Exercise task: Transcribe all records exactly.

Material supplied:
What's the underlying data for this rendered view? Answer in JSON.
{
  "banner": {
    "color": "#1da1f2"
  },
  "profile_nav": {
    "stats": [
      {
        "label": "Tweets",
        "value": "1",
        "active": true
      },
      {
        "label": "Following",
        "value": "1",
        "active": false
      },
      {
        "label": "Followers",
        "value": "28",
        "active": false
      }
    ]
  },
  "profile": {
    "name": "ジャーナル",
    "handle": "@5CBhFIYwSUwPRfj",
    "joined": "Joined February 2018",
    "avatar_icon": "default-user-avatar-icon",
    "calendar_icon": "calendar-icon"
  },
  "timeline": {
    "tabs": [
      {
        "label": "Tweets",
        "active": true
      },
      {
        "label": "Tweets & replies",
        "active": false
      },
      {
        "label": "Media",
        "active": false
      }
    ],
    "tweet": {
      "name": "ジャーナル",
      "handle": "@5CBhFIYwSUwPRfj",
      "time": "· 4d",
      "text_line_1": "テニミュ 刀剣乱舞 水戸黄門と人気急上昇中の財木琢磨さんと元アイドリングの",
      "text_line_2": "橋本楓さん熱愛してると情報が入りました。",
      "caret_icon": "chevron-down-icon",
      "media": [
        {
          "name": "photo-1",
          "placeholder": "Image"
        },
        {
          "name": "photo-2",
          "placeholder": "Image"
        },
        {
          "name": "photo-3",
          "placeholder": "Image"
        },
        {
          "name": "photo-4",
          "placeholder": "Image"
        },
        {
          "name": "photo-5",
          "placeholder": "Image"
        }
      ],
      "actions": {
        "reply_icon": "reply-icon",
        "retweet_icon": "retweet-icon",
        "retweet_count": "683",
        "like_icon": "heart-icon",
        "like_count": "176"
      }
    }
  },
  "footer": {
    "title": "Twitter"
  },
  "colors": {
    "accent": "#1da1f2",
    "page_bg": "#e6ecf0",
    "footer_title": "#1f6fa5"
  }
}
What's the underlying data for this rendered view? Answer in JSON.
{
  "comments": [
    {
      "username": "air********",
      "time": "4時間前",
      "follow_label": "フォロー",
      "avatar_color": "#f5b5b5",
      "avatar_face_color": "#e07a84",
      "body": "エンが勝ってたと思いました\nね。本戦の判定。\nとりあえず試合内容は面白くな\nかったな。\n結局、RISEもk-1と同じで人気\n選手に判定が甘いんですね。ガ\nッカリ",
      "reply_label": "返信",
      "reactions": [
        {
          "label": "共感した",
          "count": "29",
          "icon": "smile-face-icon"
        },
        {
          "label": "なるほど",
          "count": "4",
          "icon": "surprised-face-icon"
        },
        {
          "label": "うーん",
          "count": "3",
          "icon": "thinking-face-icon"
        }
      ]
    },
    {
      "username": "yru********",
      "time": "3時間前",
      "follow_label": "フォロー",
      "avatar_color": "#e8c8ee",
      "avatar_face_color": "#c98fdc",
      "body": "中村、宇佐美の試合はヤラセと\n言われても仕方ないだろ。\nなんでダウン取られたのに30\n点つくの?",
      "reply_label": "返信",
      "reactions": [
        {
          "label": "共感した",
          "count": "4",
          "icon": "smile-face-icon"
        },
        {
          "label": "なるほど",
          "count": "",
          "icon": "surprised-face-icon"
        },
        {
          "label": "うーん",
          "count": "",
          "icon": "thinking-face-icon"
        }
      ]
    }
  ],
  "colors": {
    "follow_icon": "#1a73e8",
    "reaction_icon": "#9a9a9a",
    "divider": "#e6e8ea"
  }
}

Task result:
What's the underlying data for this rendered view? Answer in JSON.
{
  "banner": {
    "color": "#1da1f2"
  },
  "profile_nav": {
    "stats": [
      {
        "label": "Tweets",
        "value": "1",
        "active": true
      },
      {
        "label": "Following",
        "value": "1",
        "active": false
      },
      {
        "label": "Followers",
        "value": "28",
        "active": false
      }
    ]
  },
  "profile": {
    "name": "ジャーナル",
    "handle": "@5CBhFIYwSUwPRfj",
    "joined": "Joined February 2018",
    "avatar_icon": "default-user-avatar-icon",
    "calendar_icon": "calendar-icon"
  },
  "timeline": {
    "tabs": [
      {
        "label": "Tweets",
        "active": true
      },
      {
        "label": "Tweets & replies",
        "active": false
      },
      {
        "label": "Media",
        "active": false
      }
    ],
    "tweet": {
      "name": "ジャーナル",
      "handle": "@5CBhFIYwSUwPRfj",
      "time": "· 4d",
      "text_line_1": "テニミュ 刀剣乱舞 水戸黄門と人気急上昇中の財木琢磨さんと元アイドリングの",
      "text_line_2": "橋本楓さん熱愛してると情報が入りました。",
      "caret_icon": "chevron-down-icon",
      "media": [
        {
          "name": "photo-1",
          "placeholder": "Image"
        },
        {
          "name": "photo-2",
          "placeholder": "Image"
        },
        {
          "name": "photo-3",
          "placeholder": "Image"
        },
        {
          "name": "photo-4",
          "placeholder": "Image"
        },
        {
          "name": "photo-5",
          "placeholder": "Image"
        }
      ],
      "actions": {
        "reply_icon": "reply-icon",
        "retweet_icon": "retweet-icon",
        "retweet_count": "683",
        "like_icon": "heart-icon",
        "like_count": "176"
      }
    }
  },
  "footer": {
    "title": "Twitter"
  },
  "colors": {
    "accent": "#1da1f2",
    "page_bg": "#e6ecf0",
    "footer_title": "#1f6fa5"
  }
}
What's the underlying data for this rendered view? Answer in JSON.
{
  "comments": [
    {
      "username": "air********",
      "time": "4時間前",
      "follow_label": "フォロー",
      "avatar_color": "#f5b5b5",
      "avatar_face_color": "#e07a84",
      "body": "エンが勝ってたと思いました\nね。本戦の判定。\nとりあえず試合内容は面白くな\nかったな。\n結局、RISEもk-1と同じで人気\n選手に判定が甘いんですね。ガ\nッカリ",
      "reply_label": "返信",
      "reactions": [
        {
          "label": "共感した",
          "count": "29",
          "icon": "smile-face-icon"
        },
        {
          "label": "なるほど",
          "count": "4",
          "icon": "surprised-face-icon"
        },
        {
          "label": "うーん",
          "count": "3",
          "icon": "thinking-face-icon"
        }
      ]
    },
    {
      "username": "yru********",
      "time": "3時間前",
      "follow_label": "フォロー",
      "avatar_color": "#e8c8ee",
      "avatar_face_color": "#c98fdc",
      "body": "中村、宇佐美の試合はヤラセと\n言われても仕方ないだろ。\nなんでダウン取られたのに30\n点つくの?",
      "reply_label": "返信",
      "reactions": [
        {
          "label": "共感した",
          "count": "4",
          "icon": "smile-face-icon"
        },
        {
          "label": "なるほど",
          "count": "",
          "icon": "surprised-face-icon"
        },
        {
          "label": "うーん",
          "count": "",
          "icon": "thinking-face-icon"
        }
      ]
    }
  ],
  "colors": {
    "follow_icon": "#1a73e8",
    "reaction_icon": "#9a9a9a",
    "divider": "#e6e8ea"
  }
}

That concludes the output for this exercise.